## REQUIREMENT
Quote the data below in full, minus the images.

[begin GIVEN RECORDS]

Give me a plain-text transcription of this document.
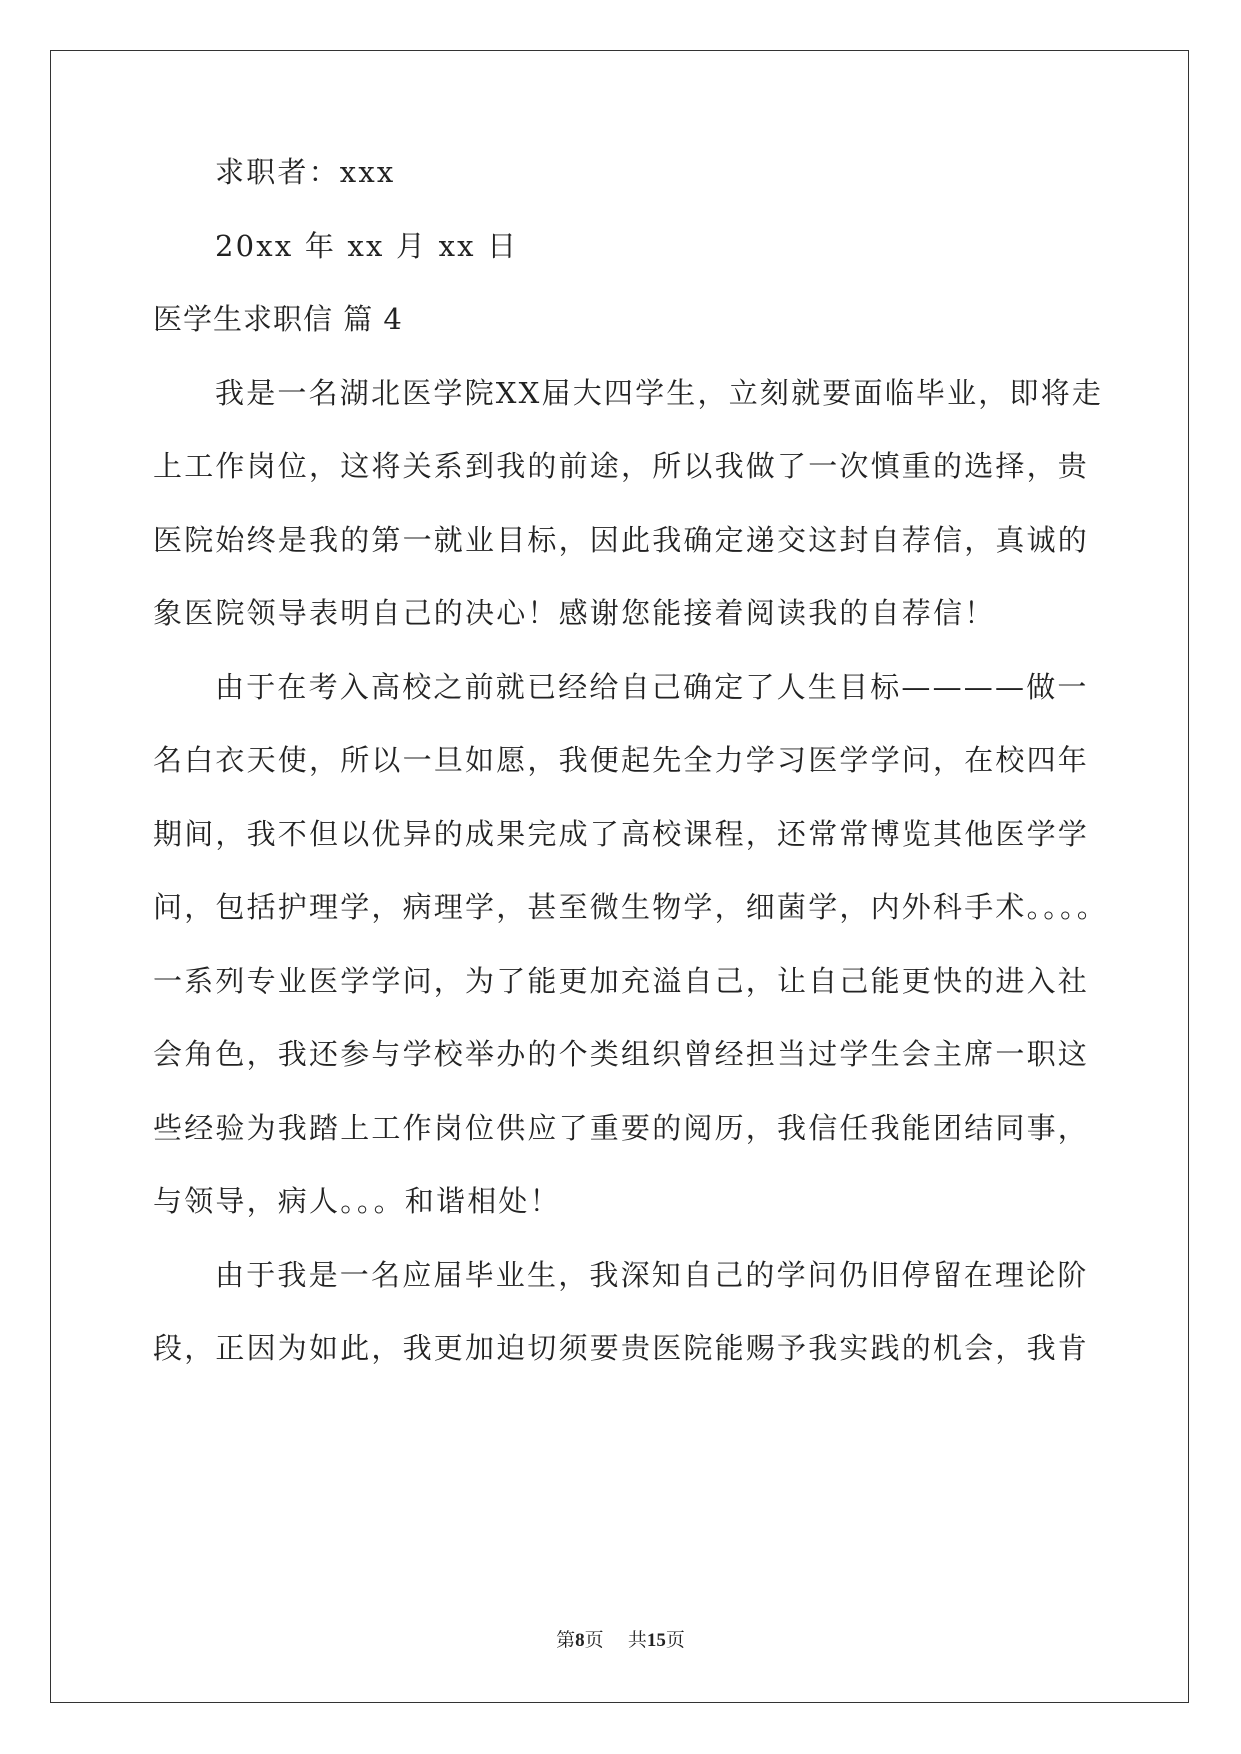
求职者：xxx
20xx 年 xx 月 xx 日
医学生求职信 篇 4
我是一名湖北医学院XX届大四学生，立刻就要面临毕业，即将走
上工作岗位，这将关系到我的前途，所以我做了一次慎重的选择，贵
医院始终是我的第一就业目标，因此我确定递交这封自荐信，真诚的
象医院领导表明自己的决心！感谢您能接着阅读我的自荐信！
由于在考入高校之前就已经给自己确定了人生目标————做一
名白衣天使，所以一旦如愿，我便起先全力学习医学学问，在校四年
期间，我不但以优异的成果完成了高校课程，还常常博览其他医学学
问，包括护理学，病理学，甚至微生物学，细菌学，内外科手术。。。。
一系列专业医学学问，为了能更加充溢自己，让自己能更快的进入社
会角色，我还参与学校举办的个类组织曾经担当过学生会主席一职这
些经验为我踏上工作岗位供应了重要的阅历，我信任我能团结同事，
与领导，病人。。。和谐相处！
由于我是一名应届毕业生，我深知自己的学问仍旧停留在理论阶
段，正因为如此，我更加迫切须要贵医院能赐予我实践的机会，我肯
第8页    共15页
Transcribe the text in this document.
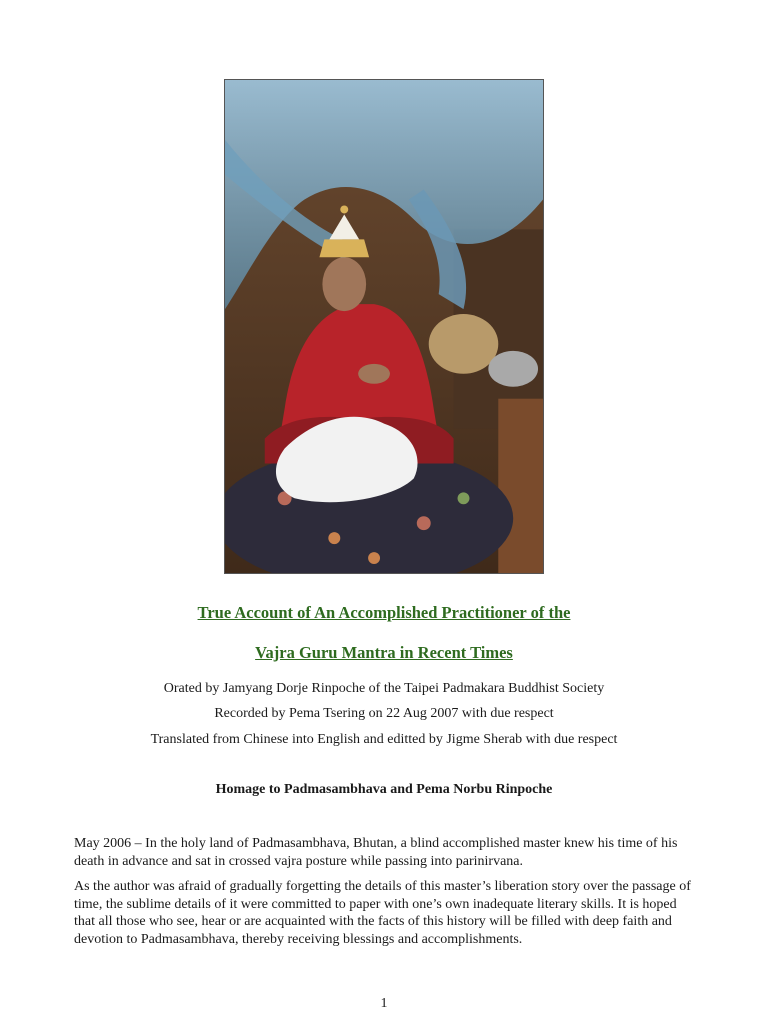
True Account of An Accomplished Practitioner of the
Vajra Guru Mantra in Recent Times
Orated by Jamyang Dorje Rinpoche of the Taipei Padmakara Buddhist Society
Recorded by Pema Tsering on 22 Aug 2007 with due respect
Translated from Chinese into English and editted by Jigme Sherab with due respect
Homage to Padmasambhava and Pema Norbu Rinpoche
May 2006 – In the holy land of Padmasambhava, Bhutan, a blind accomplished master knew his time of his death in advance and sat in crossed vajra posture while passing into parinirvana.
As the author was afraid of gradually forgetting the details of this master’s liberation story over the passage of time, the sublime details of it were committed to paper with one’s own inadequate literary skills. It is hoped that all those who see, hear or are acquainted with the facts of this history will be filled with deep faith and devotion to Padmasambhava, thereby receiving blessings and accomplishments.
1
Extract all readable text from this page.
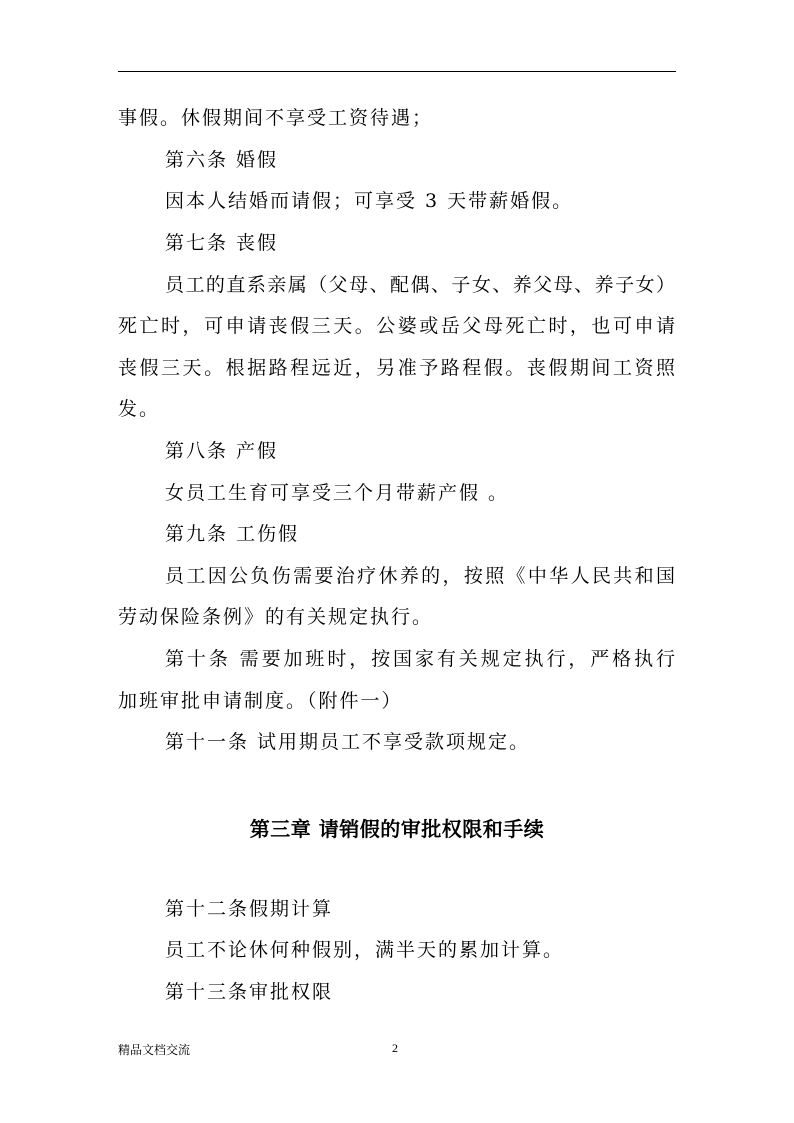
事假。休假期间不享受工资待遇；
第六条 婚假
因本人结婚而请假；可享受 3 天带薪婚假。
第七条 丧假
员工的直系亲属（父母、配偶、子女、养父母、养子女）
死亡时，可申请丧假三天。公婆或岳父母死亡时，也可申请
丧假三天。根据路程远近，另准予路程假。丧假期间工资照
发。
第八条 产假
女员工生育可享受三个月带薪产假 。
第九条 工伤假
员工因公负伤需要治疗休养的，按照《中华人民共和国
劳动保险条例》的有关规定执行。
第十条 需要加班时，按国家有关规定执行，严格执行
加班审批申请制度。（附件一）
第十一条 试用期员工不享受款项规定。
第三章 请销假的审批权限和手续
第十二条假期计算
员工不论休何种假别，满半天的累加计算。
第十三条审批权限
精品文档交流	2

[end GIVEN RECORDS]

## OUTPUT OF THE EXERCISE
Give me a plain-text transcription of this document.
求职者：xxx
20xx 年 xx 月 xx 日
医学生求职信 篇 4
我是一名湖北医学院XX届大四学生，立刻就要面临毕业，即将走
上工作岗位，这将关系到我的前途，所以我做了一次慎重的选择，贵
医院始终是我的第一就业目标，因此我确定递交这封自荐信，真诚的
象医院领导表明自己的决心！感谢您能接着阅读我的自荐信！
由于在考入高校之前就已经给自己确定了人生目标————做一
名白衣天使，所以一旦如愿，我便起先全力学习医学学问，在校四年
期间，我不但以优异的成果完成了高校课程，还常常博览其他医学学
问，包括护理学，病理学，甚至微生物学，细菌学，内外科手术。。。。
一系列专业医学学问，为了能更加充溢自己，让自己能更快的进入社
会角色，我还参与学校举办的个类组织曾经担当过学生会主席一职这
些经验为我踏上工作岗位供应了重要的阅历，我信任我能团结同事，
与领导，病人。。。和谐相处！
由于我是一名应届毕业生，我深知自己的学问仍旧停留在理论阶
段，正因为如此，我更加迫切须要贵医院能赐予我实践的机会，我肯
第8页    共15页
Transcribe the text in this document.
True Account of An Accomplished Practitioner of the
Vajra Guru Mantra in Recent Times
Orated by Jamyang Dorje Rinpoche of the Taipei Padmakara Buddhist Society
Recorded by Pema Tsering on 22 Aug 2007 with due respect
Translated from Chinese into English and editted by Jigme Sherab with due respect
Homage to Padmasambhava and Pema Norbu Rinpoche
May 2006 – In the holy land of Padmasambhava, Bhutan, a blind accomplished master knew his time of his death in advance and sat in crossed vajra posture while passing into parinirvana.
As the author was afraid of gradually forgetting the details of this master’s liberation story over the passage of time, the sublime details of it were committed to paper with one’s own inadequate literary skills. It is hoped that all those who see, hear or are acquainted with the facts of this history will be filled with deep faith and devotion to Padmasambhava, thereby receiving blessings and accomplishments.
1
Extract all readable text from this page.
事假。休假期间不享受工资待遇；
第六条 婚假
因本人结婚而请假；可享受 3 天带薪婚假。
第七条 丧假
员工的直系亲属（父母、配偶、子女、养父母、养子女）
死亡时，可申请丧假三天。公婆或岳父母死亡时，也可申请
丧假三天。根据路程远近，另准予路程假。丧假期间工资照
发。
第八条 产假
女员工生育可享受三个月带薪产假 。
第九条 工伤假
员工因公负伤需要治疗休养的，按照《中华人民共和国
劳动保险条例》的有关规定执行。
第十条 需要加班时，按国家有关规定执行，严格执行
加班审批申请制度。（附件一）
第十一条 试用期员工不享受款项规定。
第三章 请销假的审批权限和手续
第十二条假期计算
员工不论休何种假别，满半天的累加计算。
第十三条审批权限
精品文档交流	2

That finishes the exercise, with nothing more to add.